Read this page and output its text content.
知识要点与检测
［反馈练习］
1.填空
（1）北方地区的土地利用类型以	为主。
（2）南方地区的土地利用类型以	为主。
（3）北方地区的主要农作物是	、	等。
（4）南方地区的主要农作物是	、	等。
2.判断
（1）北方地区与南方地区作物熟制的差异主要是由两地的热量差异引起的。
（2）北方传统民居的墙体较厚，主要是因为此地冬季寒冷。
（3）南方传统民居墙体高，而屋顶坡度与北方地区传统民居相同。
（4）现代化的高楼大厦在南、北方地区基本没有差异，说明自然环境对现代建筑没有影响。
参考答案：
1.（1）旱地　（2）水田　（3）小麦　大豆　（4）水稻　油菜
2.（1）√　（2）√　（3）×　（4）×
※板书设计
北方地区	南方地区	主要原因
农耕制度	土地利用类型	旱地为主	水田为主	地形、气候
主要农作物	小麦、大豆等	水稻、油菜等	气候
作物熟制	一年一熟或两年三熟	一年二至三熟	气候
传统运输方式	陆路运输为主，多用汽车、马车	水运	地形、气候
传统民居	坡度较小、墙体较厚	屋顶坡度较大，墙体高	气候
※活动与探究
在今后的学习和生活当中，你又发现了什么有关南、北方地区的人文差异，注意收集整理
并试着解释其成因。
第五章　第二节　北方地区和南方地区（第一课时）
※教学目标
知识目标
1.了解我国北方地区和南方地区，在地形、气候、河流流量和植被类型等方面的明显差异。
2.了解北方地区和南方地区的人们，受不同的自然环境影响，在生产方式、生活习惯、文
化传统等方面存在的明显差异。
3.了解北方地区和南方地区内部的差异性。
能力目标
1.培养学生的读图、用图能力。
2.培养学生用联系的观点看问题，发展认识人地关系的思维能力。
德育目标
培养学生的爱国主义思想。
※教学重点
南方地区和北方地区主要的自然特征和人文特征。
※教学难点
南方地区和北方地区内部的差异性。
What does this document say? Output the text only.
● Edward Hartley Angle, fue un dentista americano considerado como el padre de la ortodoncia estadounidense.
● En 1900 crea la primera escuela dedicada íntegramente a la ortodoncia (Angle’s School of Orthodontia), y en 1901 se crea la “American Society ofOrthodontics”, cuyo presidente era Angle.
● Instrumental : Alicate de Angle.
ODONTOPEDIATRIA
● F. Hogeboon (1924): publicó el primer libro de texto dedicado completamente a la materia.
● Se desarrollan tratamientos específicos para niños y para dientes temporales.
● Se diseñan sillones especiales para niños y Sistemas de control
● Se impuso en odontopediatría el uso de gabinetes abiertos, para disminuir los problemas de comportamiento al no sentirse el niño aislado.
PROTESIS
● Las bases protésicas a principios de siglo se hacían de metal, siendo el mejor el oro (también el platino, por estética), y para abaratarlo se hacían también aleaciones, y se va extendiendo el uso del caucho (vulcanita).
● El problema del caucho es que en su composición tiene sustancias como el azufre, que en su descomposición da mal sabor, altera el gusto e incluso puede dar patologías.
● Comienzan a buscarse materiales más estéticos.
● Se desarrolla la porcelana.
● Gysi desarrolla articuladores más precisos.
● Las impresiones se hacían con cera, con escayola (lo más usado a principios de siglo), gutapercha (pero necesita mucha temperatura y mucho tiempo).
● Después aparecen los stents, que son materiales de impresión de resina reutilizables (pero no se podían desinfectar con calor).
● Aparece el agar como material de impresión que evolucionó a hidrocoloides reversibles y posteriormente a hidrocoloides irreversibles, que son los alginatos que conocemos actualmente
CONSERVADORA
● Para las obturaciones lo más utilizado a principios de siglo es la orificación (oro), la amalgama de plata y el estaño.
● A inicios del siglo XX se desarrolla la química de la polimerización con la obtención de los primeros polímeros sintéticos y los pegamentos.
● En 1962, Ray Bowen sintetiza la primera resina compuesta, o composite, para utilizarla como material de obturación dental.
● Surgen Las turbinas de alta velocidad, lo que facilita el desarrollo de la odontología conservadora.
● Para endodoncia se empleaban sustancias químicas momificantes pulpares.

+++

**DIRECTIONS**
Tell how many lines of the data include the word "ortodoncia", and nothing else.

**PROBLEM SOLUTION**
2